== Records

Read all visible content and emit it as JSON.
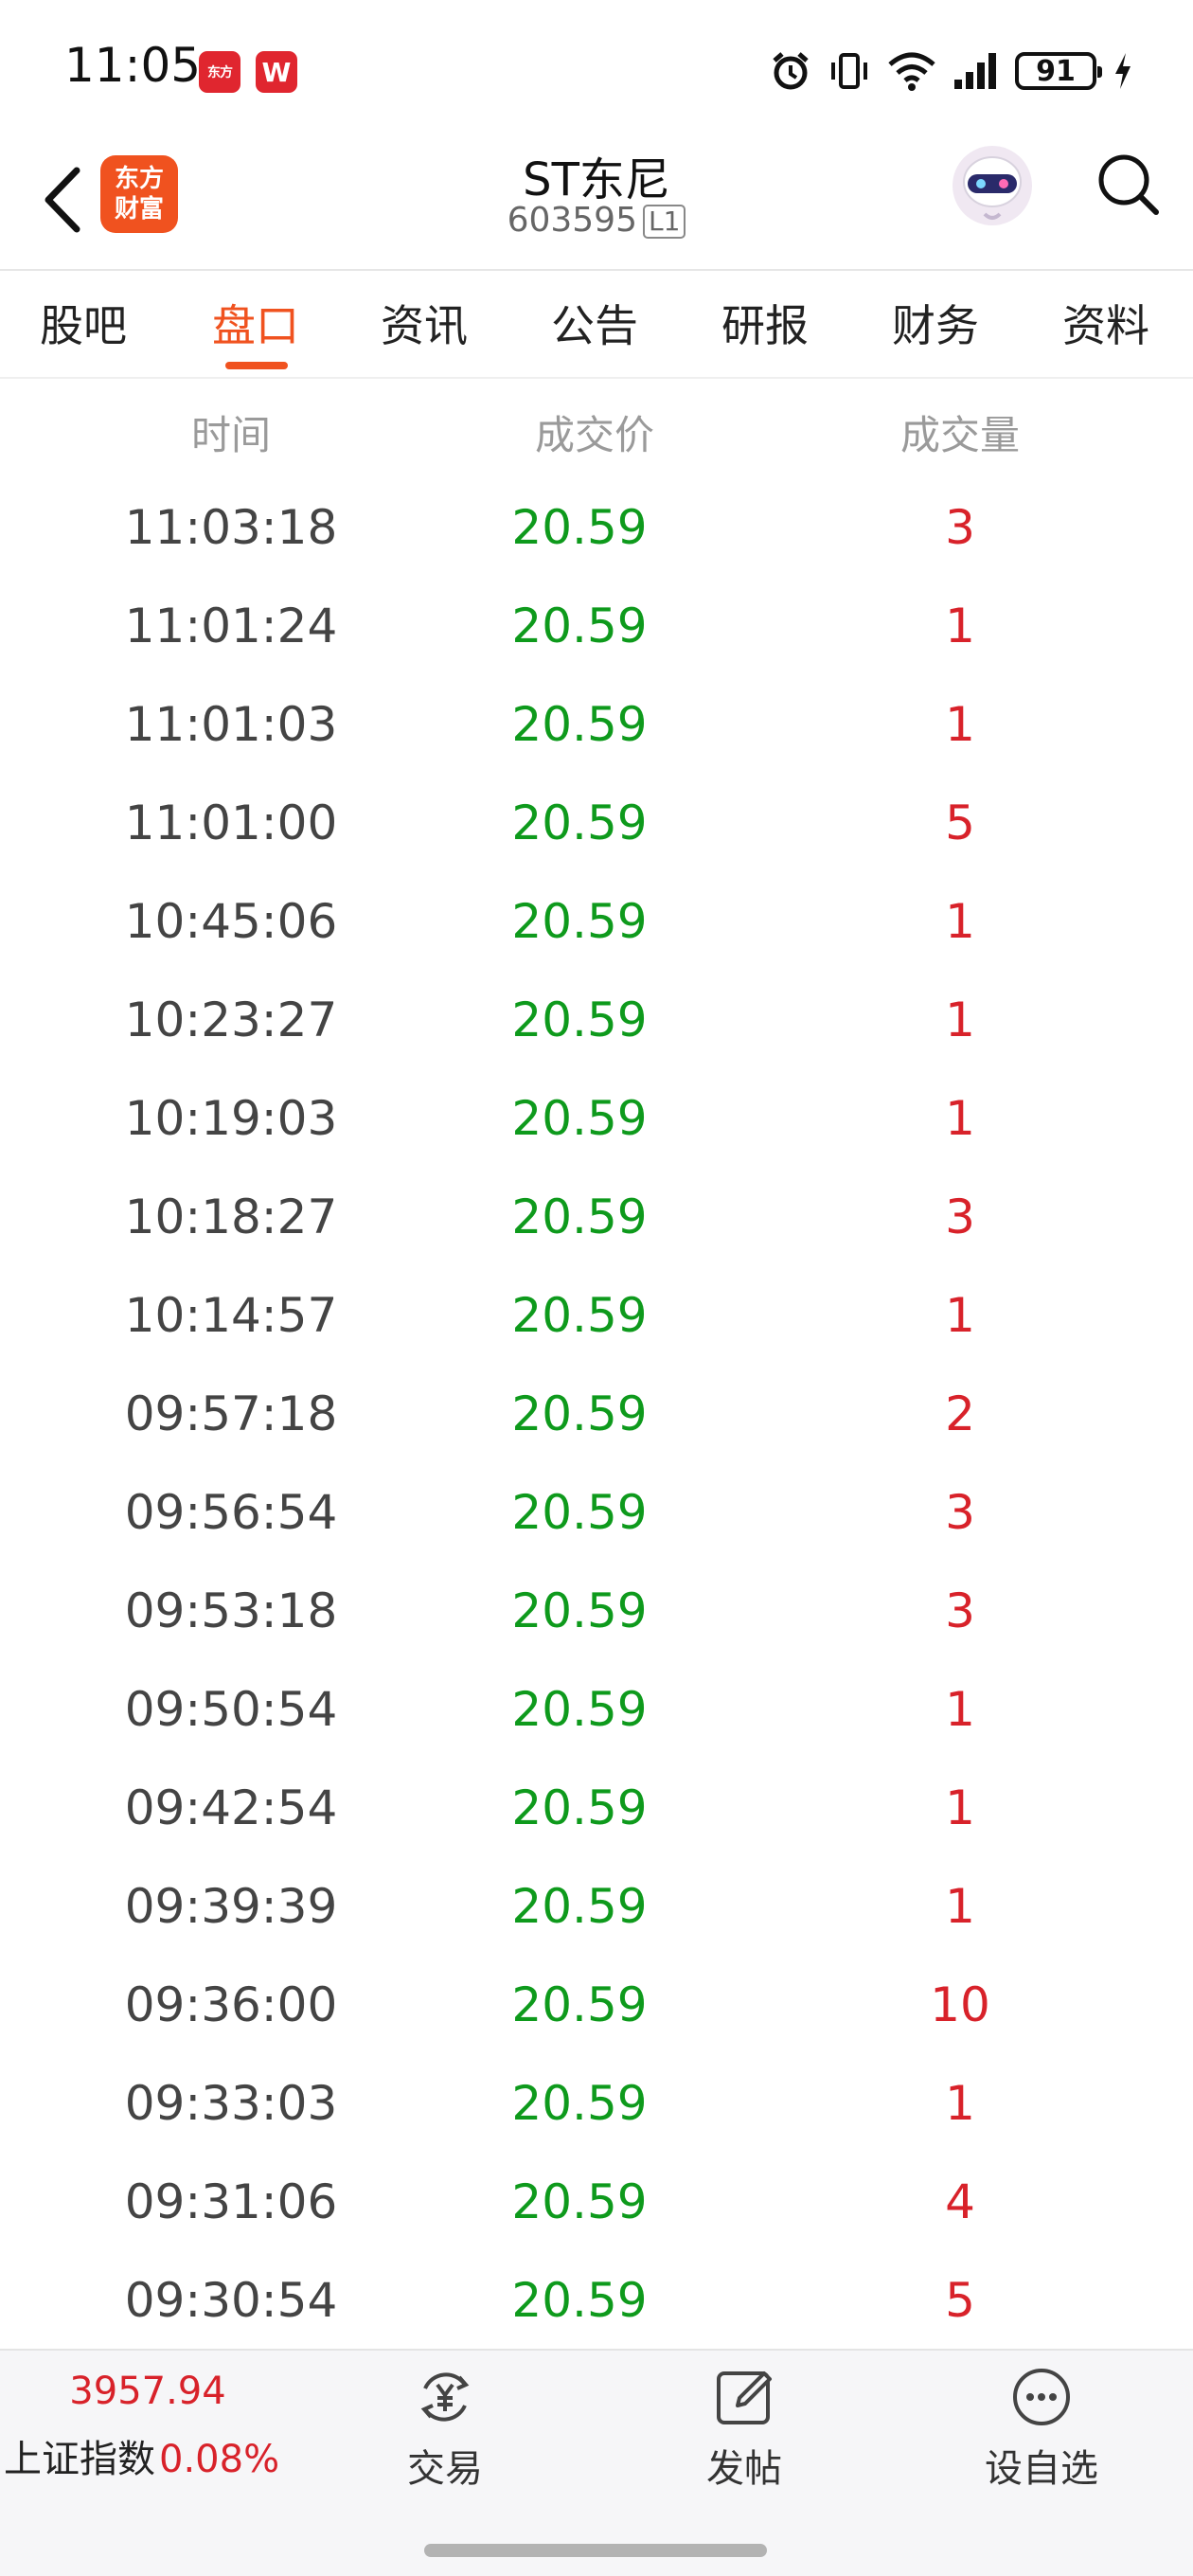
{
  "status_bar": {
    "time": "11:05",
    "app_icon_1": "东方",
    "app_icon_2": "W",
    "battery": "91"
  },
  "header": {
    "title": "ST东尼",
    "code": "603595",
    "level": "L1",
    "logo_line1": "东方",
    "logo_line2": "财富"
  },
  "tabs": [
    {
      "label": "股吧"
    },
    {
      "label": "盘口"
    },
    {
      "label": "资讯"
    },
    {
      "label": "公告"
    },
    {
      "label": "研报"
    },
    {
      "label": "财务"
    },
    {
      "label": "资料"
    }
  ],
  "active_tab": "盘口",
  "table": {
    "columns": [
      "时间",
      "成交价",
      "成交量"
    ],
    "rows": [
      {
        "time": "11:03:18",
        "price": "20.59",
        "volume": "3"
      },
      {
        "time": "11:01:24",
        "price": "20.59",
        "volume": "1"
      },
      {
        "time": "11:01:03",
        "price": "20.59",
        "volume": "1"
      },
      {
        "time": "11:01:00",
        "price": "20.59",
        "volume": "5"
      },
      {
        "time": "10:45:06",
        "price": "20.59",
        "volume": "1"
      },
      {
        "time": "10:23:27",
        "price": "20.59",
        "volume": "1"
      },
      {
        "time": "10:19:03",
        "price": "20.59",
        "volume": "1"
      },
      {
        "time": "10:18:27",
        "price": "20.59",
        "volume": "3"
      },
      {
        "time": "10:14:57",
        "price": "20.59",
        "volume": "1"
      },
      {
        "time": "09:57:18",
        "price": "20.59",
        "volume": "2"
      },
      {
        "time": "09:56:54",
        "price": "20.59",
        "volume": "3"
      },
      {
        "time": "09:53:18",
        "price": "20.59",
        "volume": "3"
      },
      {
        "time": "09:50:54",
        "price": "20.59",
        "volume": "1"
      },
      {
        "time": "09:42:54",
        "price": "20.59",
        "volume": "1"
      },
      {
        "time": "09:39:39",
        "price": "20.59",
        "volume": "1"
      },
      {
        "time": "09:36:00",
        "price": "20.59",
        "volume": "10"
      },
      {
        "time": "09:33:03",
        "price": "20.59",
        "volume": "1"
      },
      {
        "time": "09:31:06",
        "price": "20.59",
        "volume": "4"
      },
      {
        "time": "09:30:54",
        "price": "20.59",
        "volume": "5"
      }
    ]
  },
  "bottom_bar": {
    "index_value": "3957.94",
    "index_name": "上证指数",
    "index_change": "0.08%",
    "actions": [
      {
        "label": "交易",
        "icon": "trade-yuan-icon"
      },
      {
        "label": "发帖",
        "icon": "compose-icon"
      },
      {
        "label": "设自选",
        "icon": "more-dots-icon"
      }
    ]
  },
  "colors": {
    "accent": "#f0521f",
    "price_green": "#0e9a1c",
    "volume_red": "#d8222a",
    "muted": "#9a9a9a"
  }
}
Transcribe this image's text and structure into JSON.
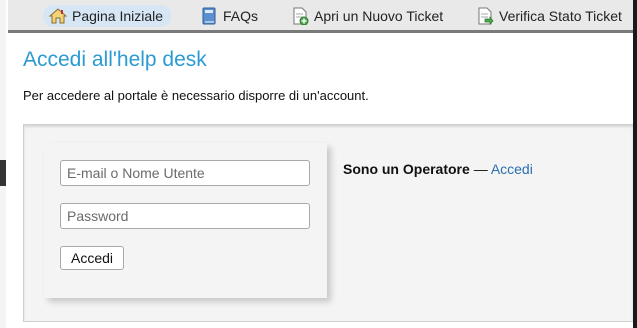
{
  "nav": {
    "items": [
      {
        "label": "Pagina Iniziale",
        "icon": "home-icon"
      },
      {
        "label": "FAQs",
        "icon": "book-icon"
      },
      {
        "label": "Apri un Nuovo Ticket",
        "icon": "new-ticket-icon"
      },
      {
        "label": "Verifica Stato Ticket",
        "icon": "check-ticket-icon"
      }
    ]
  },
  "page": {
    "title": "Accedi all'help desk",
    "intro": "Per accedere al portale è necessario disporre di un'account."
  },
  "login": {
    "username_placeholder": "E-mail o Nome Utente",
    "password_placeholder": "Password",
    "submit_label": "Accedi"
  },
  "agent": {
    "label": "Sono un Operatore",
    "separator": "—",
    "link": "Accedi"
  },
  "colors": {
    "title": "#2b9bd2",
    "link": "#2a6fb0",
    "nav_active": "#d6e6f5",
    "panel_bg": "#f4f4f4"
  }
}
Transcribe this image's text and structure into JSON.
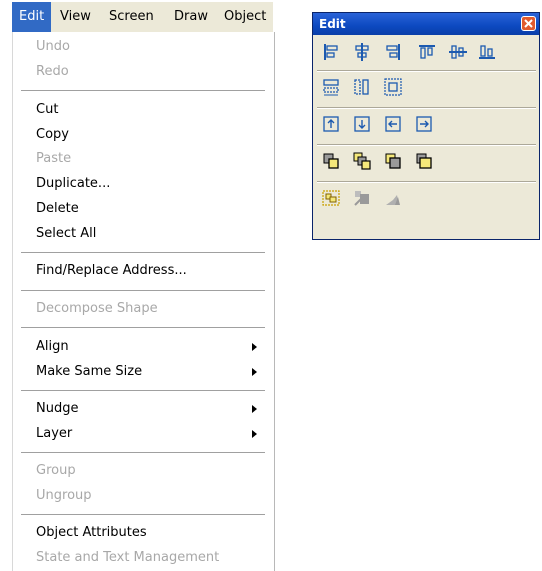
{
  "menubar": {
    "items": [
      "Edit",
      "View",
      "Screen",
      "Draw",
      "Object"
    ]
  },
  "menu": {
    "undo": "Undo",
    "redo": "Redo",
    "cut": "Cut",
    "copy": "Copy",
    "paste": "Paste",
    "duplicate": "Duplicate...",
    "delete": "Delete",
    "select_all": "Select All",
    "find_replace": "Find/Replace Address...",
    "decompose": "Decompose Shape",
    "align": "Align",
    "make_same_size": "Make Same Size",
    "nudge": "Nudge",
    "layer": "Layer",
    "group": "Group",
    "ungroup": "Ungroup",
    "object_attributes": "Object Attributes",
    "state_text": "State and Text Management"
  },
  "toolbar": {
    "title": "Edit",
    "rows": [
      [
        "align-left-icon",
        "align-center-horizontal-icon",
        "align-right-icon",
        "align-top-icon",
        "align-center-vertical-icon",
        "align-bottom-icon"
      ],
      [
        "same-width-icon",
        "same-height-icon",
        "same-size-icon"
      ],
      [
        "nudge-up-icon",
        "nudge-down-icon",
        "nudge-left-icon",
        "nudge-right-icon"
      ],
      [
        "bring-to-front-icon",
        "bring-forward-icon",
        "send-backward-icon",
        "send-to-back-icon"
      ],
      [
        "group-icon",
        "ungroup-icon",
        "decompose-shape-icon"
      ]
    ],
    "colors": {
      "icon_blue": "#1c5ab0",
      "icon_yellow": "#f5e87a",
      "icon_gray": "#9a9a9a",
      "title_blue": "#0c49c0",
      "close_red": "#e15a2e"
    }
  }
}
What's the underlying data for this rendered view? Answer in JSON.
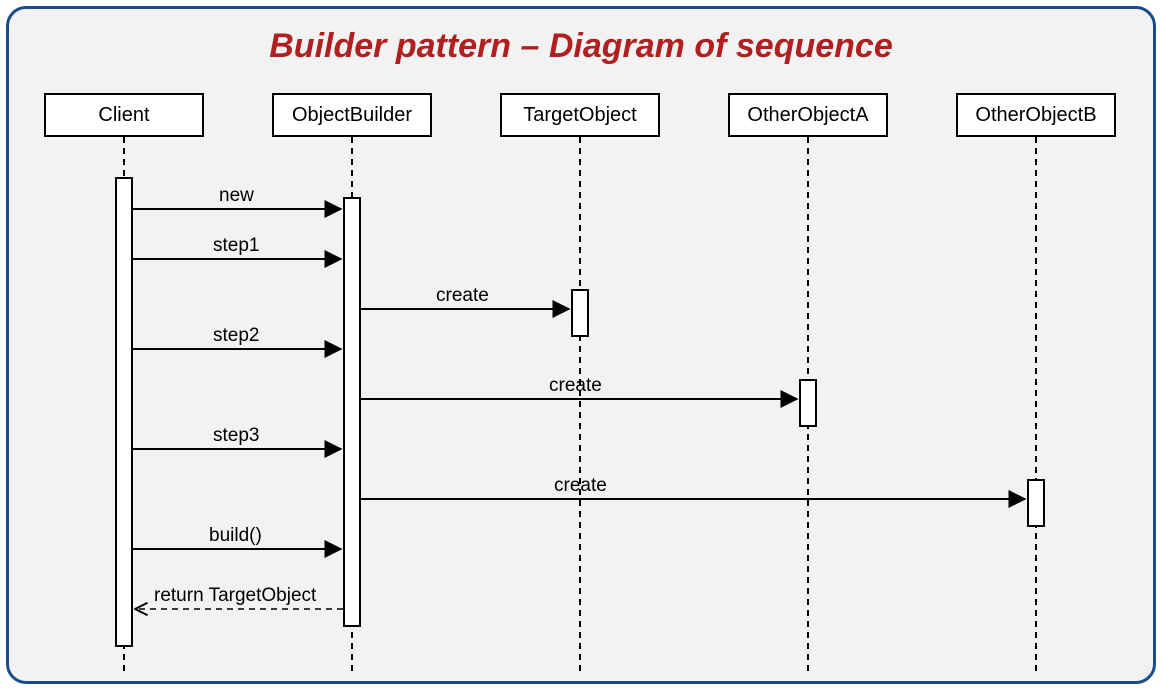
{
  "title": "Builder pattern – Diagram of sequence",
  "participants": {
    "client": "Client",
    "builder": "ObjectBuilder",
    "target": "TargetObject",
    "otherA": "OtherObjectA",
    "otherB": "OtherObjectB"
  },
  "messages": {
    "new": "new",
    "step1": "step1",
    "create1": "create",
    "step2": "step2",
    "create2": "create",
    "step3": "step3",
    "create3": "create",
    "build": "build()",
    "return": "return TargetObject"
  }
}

====

◆ Directions for this task
Exclude the images and reproduce the remaining data exactly.

◆ Correct answer
Read all visible content and emit it as JSON.
{
  "status_bar": {
    "time": "11:05",
    "app_icon_1": "东方",
    "app_icon_2": "W",
    "battery": "91"
  },
  "header": {
    "title": "ST东尼",
    "code": "603595",
    "level": "L1",
    "logo_line1": "东方",
    "logo_line2": "财富"
  },
  "tabs": [
    {
      "label": "股吧"
    },
    {
      "label": "盘口"
    },
    {
      "label": "资讯"
    },
    {
      "label": "公告"
    },
    {
      "label": "研报"
    },
    {
      "label": "财务"
    },
    {
      "label": "资料"
    }
  ],
  "active_tab": "盘口",
  "table": {
    "columns": [
      "时间",
      "成交价",
      "成交量"
    ],
    "rows": [
      {
        "time": "11:03:18",
        "price": "20.59",
        "volume": "3"
      },
      {
        "time": "11:01:24",
        "price": "20.59",
        "volume": "1"
      },
      {
        "time": "11:01:03",
        "price": "20.59",
        "volume": "1"
      },
      {
        "time": "11:01:00",
        "price": "20.59",
        "volume": "5"
      },
      {
        "time": "10:45:06",
        "price": "20.59",
        "volume": "1"
      },
      {
        "time": "10:23:27",
        "price": "20.59",
        "volume": "1"
      },
      {
        "time": "10:19:03",
        "price": "20.59",
        "volume": "1"
      },
      {
        "time": "10:18:27",
        "price": "20.59",
        "volume": "3"
      },
      {
        "time": "10:14:57",
        "price": "20.59",
        "volume": "1"
      },
      {
        "time": "09:57:18",
        "price": "20.59",
        "volume": "2"
      },
      {
        "time": "09:56:54",
        "price": "20.59",
        "volume": "3"
      },
      {
        "time": "09:53:18",
        "price": "20.59",
        "volume": "3"
      },
      {
        "time": "09:50:54",
        "price": "20.59",
        "volume": "1"
      },
      {
        "time": "09:42:54",
        "price": "20.59",
        "volume": "1"
      },
      {
        "time": "09:39:39",
        "price": "20.59",
        "volume": "1"
      },
      {
        "time": "09:36:00",
        "price": "20.59",
        "volume": "10"
      },
      {
        "time": "09:33:03",
        "price": "20.59",
        "volume": "1"
      },
      {
        "time": "09:31:06",
        "price": "20.59",
        "volume": "4"
      },
      {
        "time": "09:30:54",
        "price": "20.59",
        "volume": "5"
      }
    ]
  },
  "bottom_bar": {
    "index_value": "3957.94",
    "index_name": "上证指数",
    "index_change": "0.08%",
    "actions": [
      {
        "label": "交易",
        "icon": "trade-yuan-icon"
      },
      {
        "label": "发帖",
        "icon": "compose-icon"
      },
      {
        "label": "设自选",
        "icon": "more-dots-icon"
      }
    ]
  },
  "colors": {
    "accent": "#f0521f",
    "price_green": "#0e9a1c",
    "volume_red": "#d8222a",
    "muted": "#9a9a9a"
  }
}
Transcribe this image's text and structure into JSON.
{
  "nav": {
    "items": [
      {
        "label": "Pagina Iniziale",
        "icon": "home-icon"
      },
      {
        "label": "FAQs",
        "icon": "book-icon"
      },
      {
        "label": "Apri un Nuovo Ticket",
        "icon": "new-ticket-icon"
      },
      {
        "label": "Verifica Stato Ticket",
        "icon": "check-ticket-icon"
      }
    ]
  },
  "page": {
    "title": "Accedi all'help desk",
    "intro": "Per accedere al portale è necessario disporre di un'account."
  },
  "login": {
    "username_placeholder": "E-mail o Nome Utente",
    "password_placeholder": "Password",
    "submit_label": "Accedi"
  },
  "agent": {
    "label": "Sono un Operatore",
    "separator": "—",
    "link": "Accedi"
  },
  "colors": {
    "title": "#2b9bd2",
    "link": "#2a6fb0",
    "nav_active": "#d6e6f5",
    "panel_bg": "#f4f4f4"
  }
}
Transcribe this image's text and structure into JSON.
{
  "menubar": {
    "items": [
      "Edit",
      "View",
      "Screen",
      "Draw",
      "Object"
    ]
  },
  "menu": {
    "undo": "Undo",
    "redo": "Redo",
    "cut": "Cut",
    "copy": "Copy",
    "paste": "Paste",
    "duplicate": "Duplicate...",
    "delete": "Delete",
    "select_all": "Select All",
    "find_replace": "Find/Replace Address...",
    "decompose": "Decompose Shape",
    "align": "Align",
    "make_same_size": "Make Same Size",
    "nudge": "Nudge",
    "layer": "Layer",
    "group": "Group",
    "ungroup": "Ungroup",
    "object_attributes": "Object Attributes",
    "state_text": "State and Text Management"
  },
  "toolbar": {
    "title": "Edit",
    "rows": [
      [
        "align-left-icon",
        "align-center-horizontal-icon",
        "align-right-icon",
        "align-top-icon",
        "align-center-vertical-icon",
        "align-bottom-icon"
      ],
      [
        "same-width-icon",
        "same-height-icon",
        "same-size-icon"
      ],
      [
        "nudge-up-icon",
        "nudge-down-icon",
        "nudge-left-icon",
        "nudge-right-icon"
      ],
      [
        "bring-to-front-icon",
        "bring-forward-icon",
        "send-backward-icon",
        "send-to-back-icon"
      ],
      [
        "group-icon",
        "ungroup-icon",
        "decompose-shape-icon"
      ]
    ],
    "colors": {
      "icon_blue": "#1c5ab0",
      "icon_yellow": "#f5e87a",
      "icon_gray": "#9a9a9a",
      "title_blue": "#0c49c0",
      "close_red": "#e15a2e"
    }
  }
}
What's the underlying data for this rendered view? Answer in JSON.
{
  "title": "Builder pattern – Diagram of sequence",
  "participants": {
    "client": "Client",
    "builder": "ObjectBuilder",
    "target": "TargetObject",
    "otherA": "OtherObjectA",
    "otherB": "OtherObjectB"
  },
  "messages": {
    "new": "new",
    "step1": "step1",
    "create1": "create",
    "step2": "step2",
    "create2": "create",
    "step3": "step3",
    "create3": "create",
    "build": "build()",
    "return": "return TargetObject"
  }
}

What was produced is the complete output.